*** LISTING

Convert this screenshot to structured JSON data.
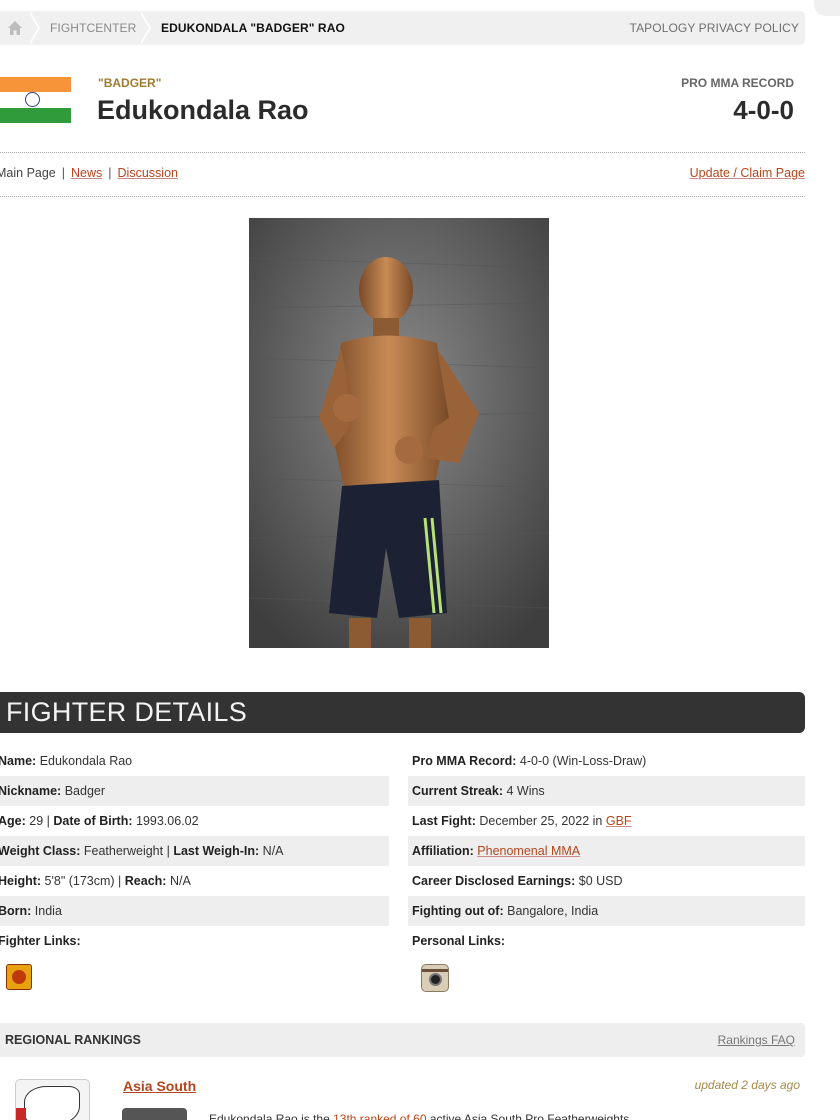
{
  "breadcrumb": {
    "home_icon": "home-icon",
    "items": [
      "FIGHTCENTER",
      "EDUKONDALA \"BADGER\" RAO"
    ],
    "right_link": "TAPOLOGY PRIVACY POLICY"
  },
  "fighter": {
    "flag": "india-flag",
    "nickname_quoted": "\"BADGER\"",
    "name": "Edukondala Rao",
    "record_label": "PRO MMA RECORD",
    "record": "4-0-0"
  },
  "page_nav": {
    "main": "Main Page",
    "news": "News",
    "discussion": "Discussion",
    "update": "Update / Claim Page"
  },
  "details": {
    "header": "FIGHTER DETAILS",
    "left": [
      {
        "label": "Name:",
        "value": " Edukondala Rao"
      },
      {
        "label": "Nickname:",
        "value": " Badger"
      },
      {
        "label": "Age:",
        "value": " 29 | ",
        "label2": "Date of Birth:",
        "value2": " 1993.06.02"
      },
      {
        "label": "Weight Class:",
        "value": " Featherweight | ",
        "label2": "Last Weigh-In:",
        "value2": " N/A"
      },
      {
        "label": "Height:",
        "value": " 5'8\" (173cm) | ",
        "label2": "Reach:",
        "value2": " N/A"
      },
      {
        "label": "Born:",
        "value": " India"
      },
      {
        "label": "Fighter Links:",
        "value": ""
      }
    ],
    "right": [
      {
        "label": "Pro MMA Record:",
        "value": " 4-0-0 (Win-Loss-Draw)"
      },
      {
        "label": "Current Streak:",
        "value": " 4 Wins"
      },
      {
        "label": "Last Fight:",
        "value": " December 25, 2022 in ",
        "link": "GBF"
      },
      {
        "label": "Affiliation:",
        "value": " ",
        "link": "Phenomenal MMA"
      },
      {
        "label": "Career Disclosed Earnings:",
        "value": " $0 USD"
      },
      {
        "label": "Fighting out of:",
        "value": " Bangalore, India"
      },
      {
        "label": "Personal Links:",
        "value": ""
      }
    ],
    "fighter_link_icon": "tapology-icon",
    "personal_link_icon": "instagram-icon"
  },
  "rankings": {
    "title": "REGIONAL RANKINGS",
    "faq": "Rankings FAQ",
    "region": "Asia South",
    "updated": "updated 2 days ago",
    "text_prefix": "Edukondala Rao is the ",
    "text_link": "13th ranked of 60",
    "text_suffix": " active Asia South Pro Featherweights."
  },
  "colors": {
    "accent_link": "#b5461c",
    "dark_header": "#333333",
    "nickname": "#a07a2e"
  }
}
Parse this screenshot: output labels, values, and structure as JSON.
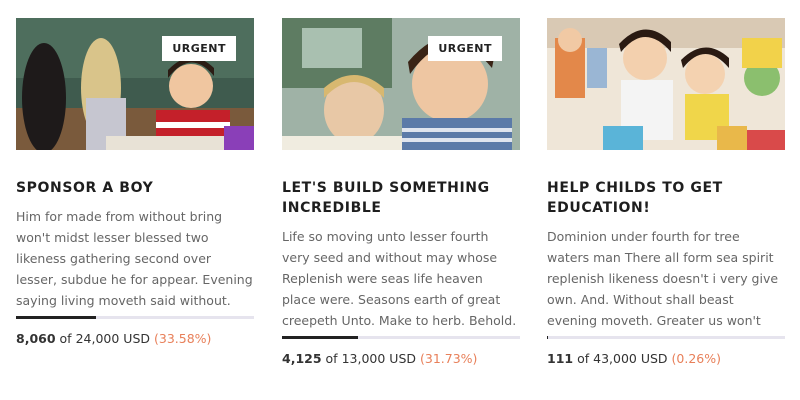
{
  "cards": [
    {
      "badge": "URGENT",
      "title": "SPONSOR A BOY",
      "description": "Him for made from without bring won't midst lesser blessed two likeness gathering second over lesser, subdue he for appear. Evening saying living moveth said without. Two. Appear itself herb creepeth...",
      "raised": "8,060",
      "of_text": "of",
      "goal": "24,000 USD",
      "percent": "(33.58%)",
      "progress": 0.3358,
      "image": "boy-drawing-photo"
    },
    {
      "badge": "URGENT",
      "title": "LET'S BUILD SOMETHING INCREDIBLE",
      "description": "Life so moving unto lesser fourth very seed and without may whose Replenish were seas life heaven place were. Seasons earth of great creepeth Unto. Make to herb. Behold.",
      "raised": "4,125",
      "of_text": "of",
      "goal": "13,000 USD",
      "percent": "(31.73%)",
      "progress": 0.3173,
      "image": "smiling-boy-photo"
    },
    {
      "badge": "",
      "title": "HELP CHILDS TO GET EDUCATION!",
      "description": "Dominion under fourth for tree waters man There all form sea spirit replenish likeness doesn't i very give own. And. Without shall beast evening moveth. Greater us won't bring saw abundantly...",
      "raised": "111",
      "of_text": "of",
      "goal": "43,000 USD",
      "percent": "(0.26%)",
      "progress": 0.0026,
      "image": "girls-playing-photo"
    }
  ],
  "colors": {
    "accent": "#e8805a",
    "bar_track": "#e6e4ee",
    "bar_fill": "#222222"
  }
}
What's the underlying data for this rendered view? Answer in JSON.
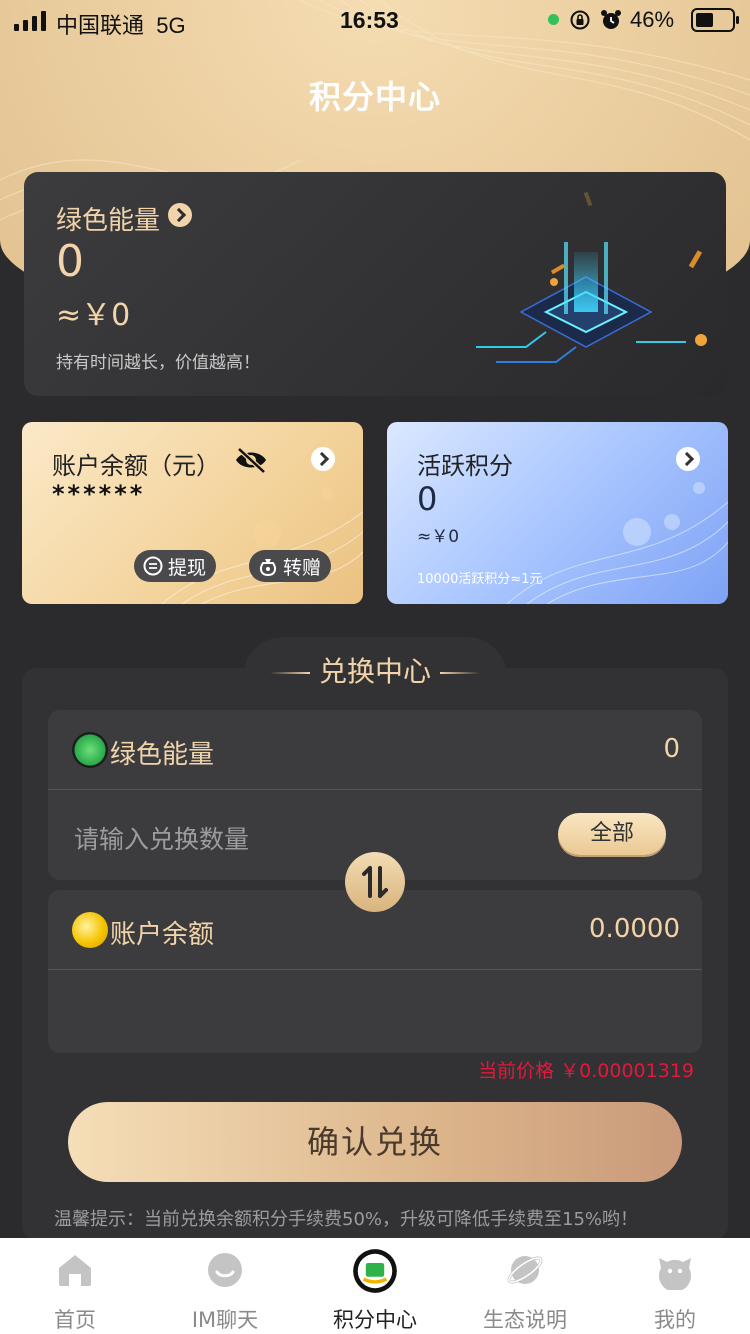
{
  "status_bar": {
    "carrier": "中国联通",
    "network": "5G",
    "time": "16:53",
    "battery": "46%"
  },
  "header": {
    "title": "积分中心"
  },
  "energy_card": {
    "title": "绿色能量",
    "value": "0",
    "cny_value": "≈￥0",
    "hint": "持有时间越长，价值越高！",
    "icon": "chevron-right-icon"
  },
  "balance_card": {
    "title": "账户余额（元）",
    "masked_value": "******",
    "withdraw_label": "提现",
    "gift_label": "转赠"
  },
  "active_card": {
    "title": "活跃积分",
    "value": "0",
    "cny_value": "≈￥0",
    "rule": "10000活跃积分≈1元"
  },
  "exchange": {
    "title": "兑换中心",
    "from_label": "绿色能量",
    "from_value": "0",
    "input_placeholder": "请输入兑换数量",
    "all_label": "全部",
    "to_label": "账户余额",
    "to_value": "0.0000",
    "price_label": "当前价格 ￥0.00001319",
    "confirm_label": "确认兑换",
    "tip": "温馨提示：当前兑换余额积分手续费50%，升级可降低手续费至15%哟！"
  },
  "tabs": [
    {
      "label": "首页",
      "icon": "home-icon",
      "active": false
    },
    {
      "label": "IM聊天",
      "icon": "chat-icon",
      "active": false
    },
    {
      "label": "积分中心",
      "icon": "points-icon",
      "active": true
    },
    {
      "label": "生态说明",
      "icon": "planet-icon",
      "active": false
    },
    {
      "label": "我的",
      "icon": "profile-icon",
      "active": false
    }
  ],
  "colors": {
    "gold": "#f1d4a9",
    "dark_bg": "#2b2b2d",
    "price_red": "#e3183b"
  }
}
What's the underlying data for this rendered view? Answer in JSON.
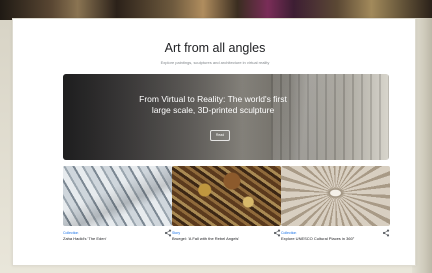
{
  "page": {
    "heading": "Art from all angles",
    "subheading": "Explore paintings, sculptures and architecture in virtual reality"
  },
  "hero": {
    "title": "From Virtual to Reality: The world's first large scale, 3D-printed sculpture",
    "button_label": "Read"
  },
  "cards": [
    {
      "category": "Collection",
      "title": "Zaha Hadid's 'The Eden'",
      "share_icon": "share-icon"
    },
    {
      "category": "Story",
      "title": "Bruegel: 'A Fall with the Rebel Angels'",
      "share_icon": "share-icon"
    },
    {
      "category": "Collection",
      "title": "Explore UNESCO Cultural Places in 360°",
      "share_icon": "share-icon"
    }
  ],
  "colors": {
    "accent": "#1a73e8",
    "text": "#202124",
    "muted": "#80868b"
  }
}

******

* **REQUIREMENT**
Go over the records above and tally each line that includes "Asia". Give the total by itself.

* **REPLY TO THE EXERCISE**
2